§ **Exercise details**: Reproduce the records below exactly as they appear.

Data entries for graphics
####################
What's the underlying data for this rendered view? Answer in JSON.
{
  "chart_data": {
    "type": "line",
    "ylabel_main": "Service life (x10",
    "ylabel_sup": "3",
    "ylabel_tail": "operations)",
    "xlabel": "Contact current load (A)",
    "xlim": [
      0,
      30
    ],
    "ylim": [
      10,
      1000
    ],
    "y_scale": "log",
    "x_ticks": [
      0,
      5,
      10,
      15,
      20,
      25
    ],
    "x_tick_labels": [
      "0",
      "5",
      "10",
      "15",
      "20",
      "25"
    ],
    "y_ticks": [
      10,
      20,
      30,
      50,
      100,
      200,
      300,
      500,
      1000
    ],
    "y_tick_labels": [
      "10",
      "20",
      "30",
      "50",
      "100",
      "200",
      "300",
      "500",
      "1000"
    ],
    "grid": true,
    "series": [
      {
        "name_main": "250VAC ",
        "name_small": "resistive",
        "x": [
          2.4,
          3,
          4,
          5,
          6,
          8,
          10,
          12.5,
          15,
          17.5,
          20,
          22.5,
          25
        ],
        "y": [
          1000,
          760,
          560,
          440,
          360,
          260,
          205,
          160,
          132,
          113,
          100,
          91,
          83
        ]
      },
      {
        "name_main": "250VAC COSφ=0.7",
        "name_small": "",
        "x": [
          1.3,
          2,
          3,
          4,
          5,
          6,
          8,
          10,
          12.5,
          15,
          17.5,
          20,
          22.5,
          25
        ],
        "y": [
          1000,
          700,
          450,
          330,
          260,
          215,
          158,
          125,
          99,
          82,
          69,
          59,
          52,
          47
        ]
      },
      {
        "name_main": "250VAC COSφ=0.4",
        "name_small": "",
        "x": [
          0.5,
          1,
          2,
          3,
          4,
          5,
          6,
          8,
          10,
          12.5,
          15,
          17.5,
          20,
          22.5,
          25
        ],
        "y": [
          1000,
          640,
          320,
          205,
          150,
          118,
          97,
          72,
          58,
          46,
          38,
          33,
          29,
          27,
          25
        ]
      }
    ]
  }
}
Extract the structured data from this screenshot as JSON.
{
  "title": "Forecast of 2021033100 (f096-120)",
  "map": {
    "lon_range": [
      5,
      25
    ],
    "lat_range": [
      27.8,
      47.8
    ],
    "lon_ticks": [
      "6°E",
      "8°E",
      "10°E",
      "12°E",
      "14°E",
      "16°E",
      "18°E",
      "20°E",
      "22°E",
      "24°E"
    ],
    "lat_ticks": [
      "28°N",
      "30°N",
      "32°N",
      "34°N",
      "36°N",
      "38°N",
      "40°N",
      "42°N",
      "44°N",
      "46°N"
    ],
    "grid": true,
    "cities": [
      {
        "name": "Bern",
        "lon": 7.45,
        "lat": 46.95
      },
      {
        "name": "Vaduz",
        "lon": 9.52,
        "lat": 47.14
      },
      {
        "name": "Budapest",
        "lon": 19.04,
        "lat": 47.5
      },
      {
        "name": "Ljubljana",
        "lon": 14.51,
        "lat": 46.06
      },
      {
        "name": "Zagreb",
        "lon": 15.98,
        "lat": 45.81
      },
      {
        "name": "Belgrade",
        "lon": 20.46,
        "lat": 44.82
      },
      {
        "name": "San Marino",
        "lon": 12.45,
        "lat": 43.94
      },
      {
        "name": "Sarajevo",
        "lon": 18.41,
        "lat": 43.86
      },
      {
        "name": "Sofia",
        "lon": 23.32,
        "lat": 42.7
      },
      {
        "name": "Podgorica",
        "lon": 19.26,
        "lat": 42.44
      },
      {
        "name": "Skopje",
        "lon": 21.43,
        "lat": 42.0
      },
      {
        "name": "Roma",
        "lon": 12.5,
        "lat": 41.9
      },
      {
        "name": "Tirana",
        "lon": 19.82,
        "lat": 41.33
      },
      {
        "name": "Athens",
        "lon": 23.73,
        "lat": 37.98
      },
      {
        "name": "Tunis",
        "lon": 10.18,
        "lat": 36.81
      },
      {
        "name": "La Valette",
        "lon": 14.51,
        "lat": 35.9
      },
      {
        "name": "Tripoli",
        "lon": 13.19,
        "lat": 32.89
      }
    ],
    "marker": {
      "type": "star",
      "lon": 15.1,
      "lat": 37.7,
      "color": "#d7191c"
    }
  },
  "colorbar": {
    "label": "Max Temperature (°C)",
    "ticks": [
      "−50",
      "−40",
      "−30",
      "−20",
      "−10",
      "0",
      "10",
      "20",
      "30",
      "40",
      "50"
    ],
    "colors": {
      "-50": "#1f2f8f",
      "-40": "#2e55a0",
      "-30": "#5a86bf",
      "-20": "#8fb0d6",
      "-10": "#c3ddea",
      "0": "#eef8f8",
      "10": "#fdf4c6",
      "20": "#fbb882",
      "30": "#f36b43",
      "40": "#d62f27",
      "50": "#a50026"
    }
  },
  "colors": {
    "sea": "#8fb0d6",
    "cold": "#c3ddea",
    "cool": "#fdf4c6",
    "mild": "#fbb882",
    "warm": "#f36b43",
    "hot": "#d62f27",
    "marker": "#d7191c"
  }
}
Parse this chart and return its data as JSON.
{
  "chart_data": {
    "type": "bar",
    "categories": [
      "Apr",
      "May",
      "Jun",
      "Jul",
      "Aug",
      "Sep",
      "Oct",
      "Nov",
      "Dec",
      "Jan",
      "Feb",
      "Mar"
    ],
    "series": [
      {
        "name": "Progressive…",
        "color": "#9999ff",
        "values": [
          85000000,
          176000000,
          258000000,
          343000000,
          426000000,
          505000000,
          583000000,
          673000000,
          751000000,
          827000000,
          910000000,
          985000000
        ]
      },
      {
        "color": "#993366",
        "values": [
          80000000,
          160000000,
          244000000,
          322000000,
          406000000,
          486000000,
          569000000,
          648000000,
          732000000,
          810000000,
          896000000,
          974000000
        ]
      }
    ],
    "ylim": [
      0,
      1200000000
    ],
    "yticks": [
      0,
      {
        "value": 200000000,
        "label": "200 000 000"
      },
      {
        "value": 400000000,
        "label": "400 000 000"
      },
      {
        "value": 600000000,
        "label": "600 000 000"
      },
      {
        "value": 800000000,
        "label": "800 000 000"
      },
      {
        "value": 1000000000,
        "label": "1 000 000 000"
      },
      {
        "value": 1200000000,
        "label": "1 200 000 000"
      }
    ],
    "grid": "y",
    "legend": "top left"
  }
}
####################
§ **Worked solution**:
What's the underlying data for this rendered view? Answer in JSON.
{
  "chart_data": {
    "type": "line",
    "ylabel_main": "Service life (x10",
    "ylabel_sup": "3",
    "ylabel_tail": "operations)",
    "xlabel": "Contact current load (A)",
    "xlim": [
      0,
      30
    ],
    "ylim": [
      10,
      1000
    ],
    "y_scale": "log",
    "x_ticks": [
      0,
      5,
      10,
      15,
      20,
      25
    ],
    "x_tick_labels": [
      "0",
      "5",
      "10",
      "15",
      "20",
      "25"
    ],
    "y_ticks": [
      10,
      20,
      30,
      50,
      100,
      200,
      300,
      500,
      1000
    ],
    "y_tick_labels": [
      "10",
      "20",
      "30",
      "50",
      "100",
      "200",
      "300",
      "500",
      "1000"
    ],
    "grid": true,
    "series": [
      {
        "name_main": "250VAC ",
        "name_small": "resistive",
        "x": [
          2.4,
          3,
          4,
          5,
          6,
          8,
          10,
          12.5,
          15,
          17.5,
          20,
          22.5,
          25
        ],
        "y": [
          1000,
          760,
          560,
          440,
          360,
          260,
          205,
          160,
          132,
          113,
          100,
          91,
          83
        ]
      },
      {
        "name_main": "250VAC COSφ=0.7",
        "name_small": "",
        "x": [
          1.3,
          2,
          3,
          4,
          5,
          6,
          8,
          10,
          12.5,
          15,
          17.5,
          20,
          22.5,
          25
        ],
        "y": [
          1000,
          700,
          450,
          330,
          260,
          215,
          158,
          125,
          99,
          82,
          69,
          59,
          52,
          47
        ]
      },
      {
        "name_main": "250VAC COSφ=0.4",
        "name_small": "",
        "x": [
          0.5,
          1,
          2,
          3,
          4,
          5,
          6,
          8,
          10,
          12.5,
          15,
          17.5,
          20,
          22.5,
          25
        ],
        "y": [
          1000,
          640,
          320,
          205,
          150,
          118,
          97,
          72,
          58,
          46,
          38,
          33,
          29,
          27,
          25
        ]
      }
    ]
  }
}
Extract the structured data from this screenshot as JSON.
{
  "title": "Forecast of 2021033100 (f096-120)",
  "map": {
    "lon_range": [
      5,
      25
    ],
    "lat_range": [
      27.8,
      47.8
    ],
    "lon_ticks": [
      "6°E",
      "8°E",
      "10°E",
      "12°E",
      "14°E",
      "16°E",
      "18°E",
      "20°E",
      "22°E",
      "24°E"
    ],
    "lat_ticks": [
      "28°N",
      "30°N",
      "32°N",
      "34°N",
      "36°N",
      "38°N",
      "40°N",
      "42°N",
      "44°N",
      "46°N"
    ],
    "grid": true,
    "cities": [
      {
        "name": "Bern",
        "lon": 7.45,
        "lat": 46.95
      },
      {
        "name": "Vaduz",
        "lon": 9.52,
        "lat": 47.14
      },
      {
        "name": "Budapest",
        "lon": 19.04,
        "lat": 47.5
      },
      {
        "name": "Ljubljana",
        "lon": 14.51,
        "lat": 46.06
      },
      {
        "name": "Zagreb",
        "lon": 15.98,
        "lat": 45.81
      },
      {
        "name": "Belgrade",
        "lon": 20.46,
        "lat": 44.82
      },
      {
        "name": "San Marino",
        "lon": 12.45,
        "lat": 43.94
      },
      {
        "name": "Sarajevo",
        "lon": 18.41,
        "lat": 43.86
      },
      {
        "name": "Sofia",
        "lon": 23.32,
        "lat": 42.7
      },
      {
        "name": "Podgorica",
        "lon": 19.26,
        "lat": 42.44
      },
      {
        "name": "Skopje",
        "lon": 21.43,
        "lat": 42.0
      },
      {
        "name": "Roma",
        "lon": 12.5,
        "lat": 41.9
      },
      {
        "name": "Tirana",
        "lon": 19.82,
        "lat": 41.33
      },
      {
        "name": "Athens",
        "lon": 23.73,
        "lat": 37.98
      },
      {
        "name": "Tunis",
        "lon": 10.18,
        "lat": 36.81
      },
      {
        "name": "La Valette",
        "lon": 14.51,
        "lat": 35.9
      },
      {
        "name": "Tripoli",
        "lon": 13.19,
        "lat": 32.89
      }
    ],
    "marker": {
      "type": "star",
      "lon": 15.1,
      "lat": 37.7,
      "color": "#d7191c"
    }
  },
  "colorbar": {
    "label": "Max Temperature (°C)",
    "ticks": [
      "−50",
      "−40",
      "−30",
      "−20",
      "−10",
      "0",
      "10",
      "20",
      "30",
      "40",
      "50"
    ],
    "colors": {
      "-50": "#1f2f8f",
      "-40": "#2e55a0",
      "-30": "#5a86bf",
      "-20": "#8fb0d6",
      "-10": "#c3ddea",
      "0": "#eef8f8",
      "10": "#fdf4c6",
      "20": "#fbb882",
      "30": "#f36b43",
      "40": "#d62f27",
      "50": "#a50026"
    }
  },
  "colors": {
    "sea": "#8fb0d6",
    "cold": "#c3ddea",
    "cool": "#fdf4c6",
    "mild": "#fbb882",
    "warm": "#f36b43",
    "hot": "#d62f27",
    "marker": "#d7191c"
  }
}
Parse this chart and return its data as JSON.
{
  "chart_data": {
    "type": "bar",
    "categories": [
      "Apr",
      "May",
      "Jun",
      "Jul",
      "Aug",
      "Sep",
      "Oct",
      "Nov",
      "Dec",
      "Jan",
      "Feb",
      "Mar"
    ],
    "series": [
      {
        "name": "Progressive…",
        "color": "#9999ff",
        "values": [
          85000000,
          176000000,
          258000000,
          343000000,
          426000000,
          505000000,
          583000000,
          673000000,
          751000000,
          827000000,
          910000000,
          985000000
        ]
      },
      {
        "color": "#993366",
        "values": [
          80000000,
          160000000,
          244000000,
          322000000,
          406000000,
          486000000,
          569000000,
          648000000,
          732000000,
          810000000,
          896000000,
          974000000
        ]
      }
    ],
    "ylim": [
      0,
      1200000000
    ],
    "yticks": [
      0,
      {
        "value": 200000000,
        "label": "200 000 000"
      },
      {
        "value": 400000000,
        "label": "400 000 000"
      },
      {
        "value": 600000000,
        "label": "600 000 000"
      },
      {
        "value": 800000000,
        "label": "800 000 000"
      },
      {
        "value": 1000000000,
        "label": "1 000 000 000"
      },
      {
        "value": 1200000000,
        "label": "1 200 000 000"
      }
    ],
    "grid": "y",
    "legend": "top left"
  }
}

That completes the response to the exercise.